Produce one exact copy of the records, no pictures.

▶ _Extracted material_:
■ ■ ■ ■

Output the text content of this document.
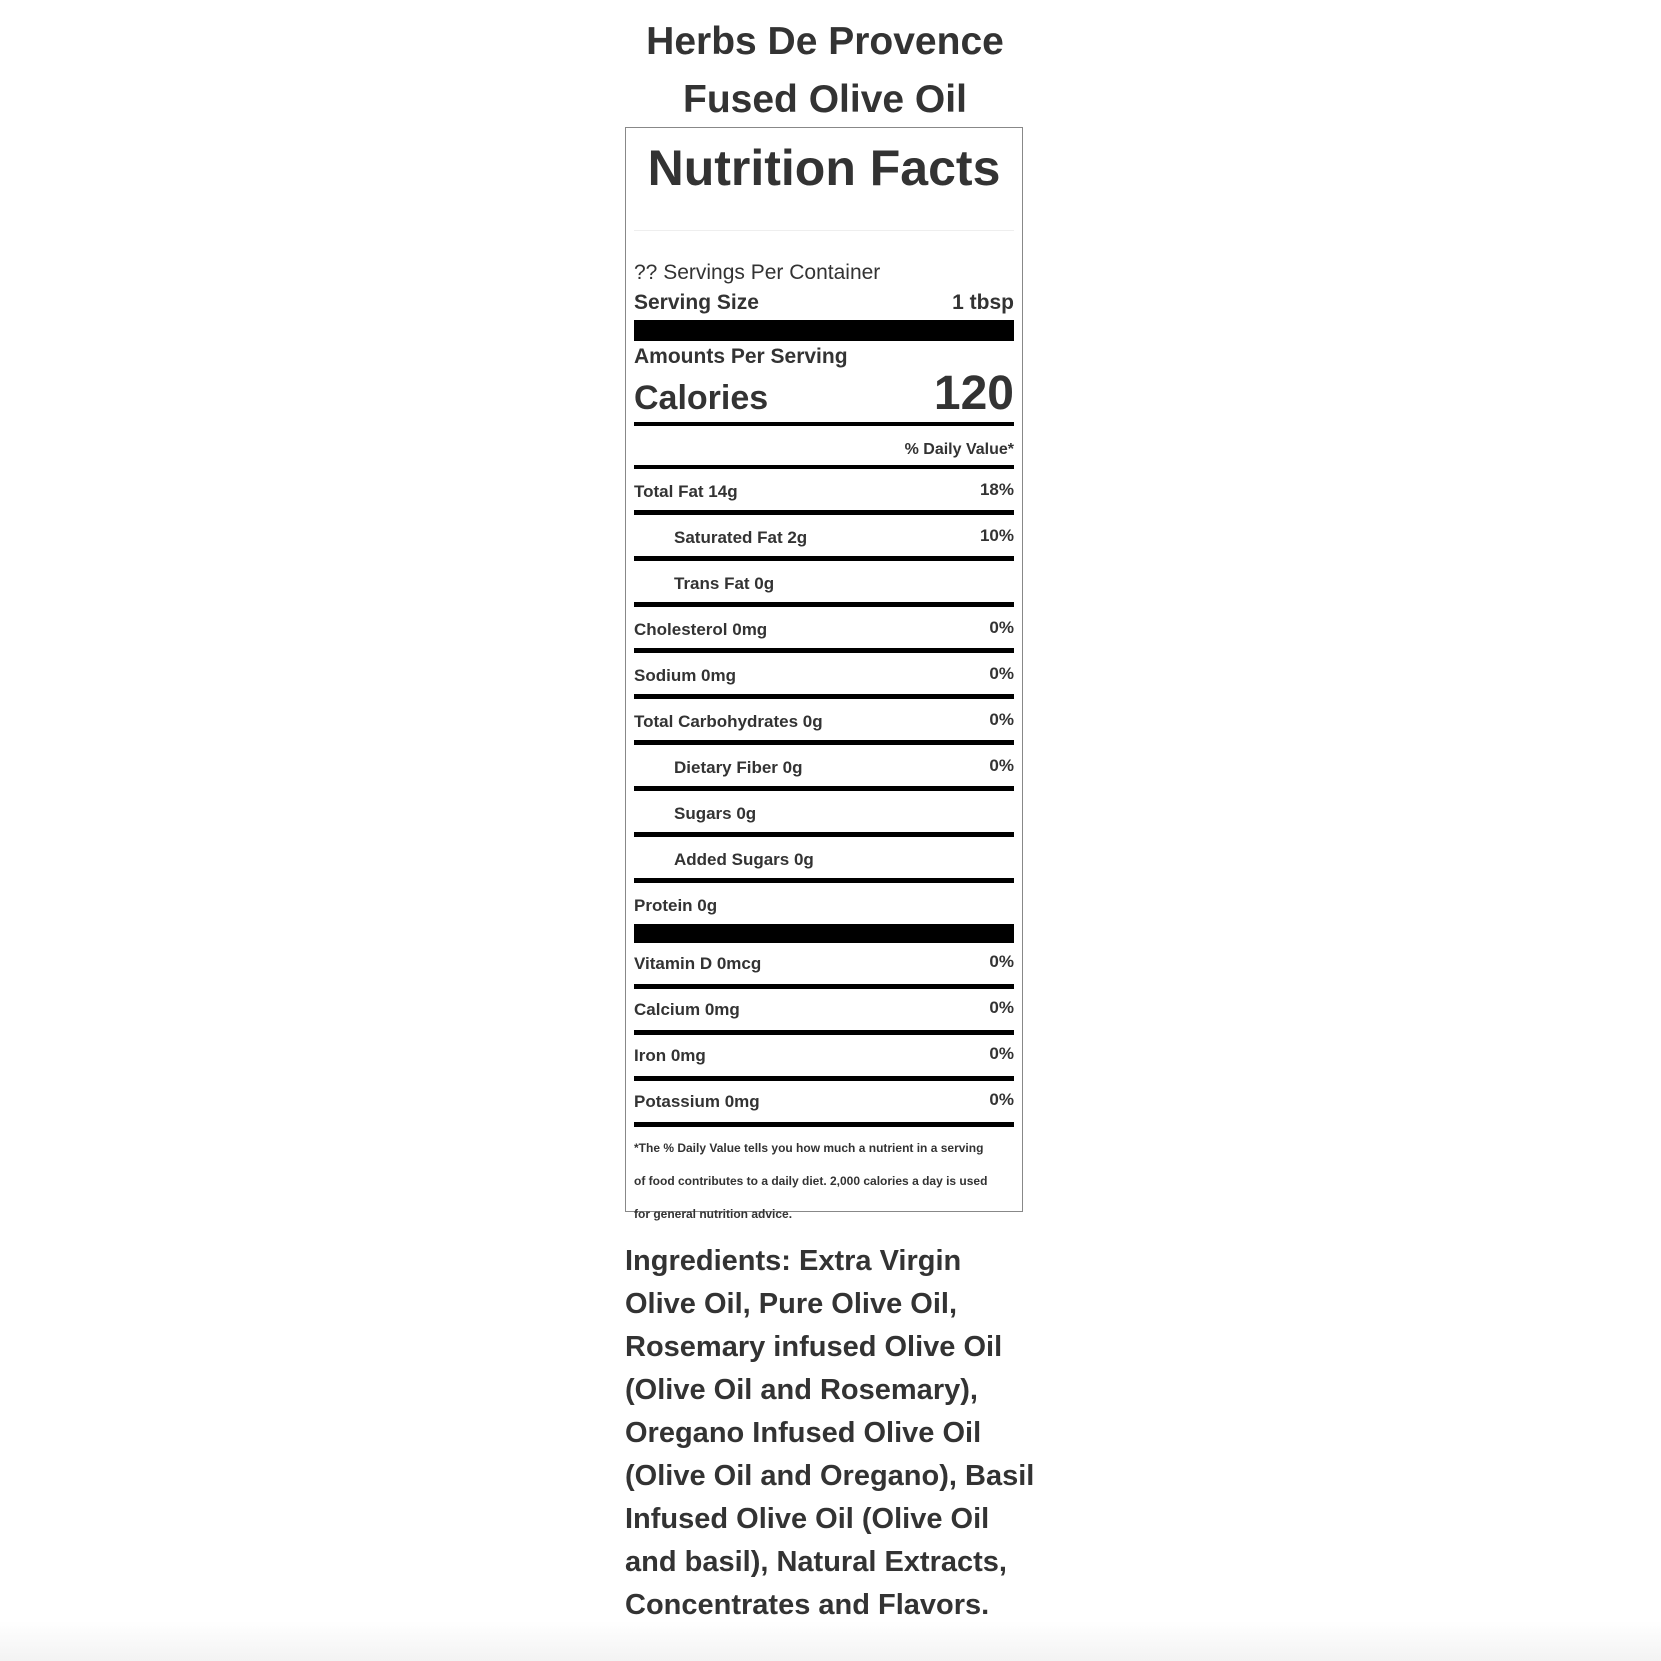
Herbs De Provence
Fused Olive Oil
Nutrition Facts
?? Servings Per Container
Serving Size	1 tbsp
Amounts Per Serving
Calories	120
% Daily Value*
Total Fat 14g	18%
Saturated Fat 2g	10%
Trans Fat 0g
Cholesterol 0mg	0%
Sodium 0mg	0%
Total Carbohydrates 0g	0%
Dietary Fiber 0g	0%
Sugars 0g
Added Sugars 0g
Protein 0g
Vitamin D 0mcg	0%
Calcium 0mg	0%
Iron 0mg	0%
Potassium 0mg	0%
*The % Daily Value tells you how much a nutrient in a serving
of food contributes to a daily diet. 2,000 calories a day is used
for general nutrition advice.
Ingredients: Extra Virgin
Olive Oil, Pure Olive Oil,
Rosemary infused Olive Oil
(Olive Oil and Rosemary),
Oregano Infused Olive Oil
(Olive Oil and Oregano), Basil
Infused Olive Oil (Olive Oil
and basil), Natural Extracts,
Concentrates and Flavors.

■ ■ ■ ■

▶ _Output for this exercise_:
Output the text content of this document.
Herbs De Provence
Fused Olive Oil
Nutrition Facts
?? Servings Per Container
Serving Size	1 tbsp
Amounts Per Serving
Calories	120
% Daily Value*
Total Fat 14g	18%
Saturated Fat 2g	10%
Trans Fat 0g
Cholesterol 0mg	0%
Sodium 0mg	0%
Total Carbohydrates 0g	0%
Dietary Fiber 0g	0%
Sugars 0g
Added Sugars 0g
Protein 0g
Vitamin D 0mcg	0%
Calcium 0mg	0%
Iron 0mg	0%
Potassium 0mg	0%
*The % Daily Value tells you how much a nutrient in a serving
of food contributes to a daily diet. 2,000 calories a day is used
for general nutrition advice.
Ingredients: Extra Virgin
Olive Oil, Pure Olive Oil,
Rosemary infused Olive Oil
(Olive Oil and Rosemary),
Oregano Infused Olive Oil
(Olive Oil and Oregano), Basil
Infused Olive Oil (Olive Oil
and basil), Natural Extracts,
Concentrates and Flavors.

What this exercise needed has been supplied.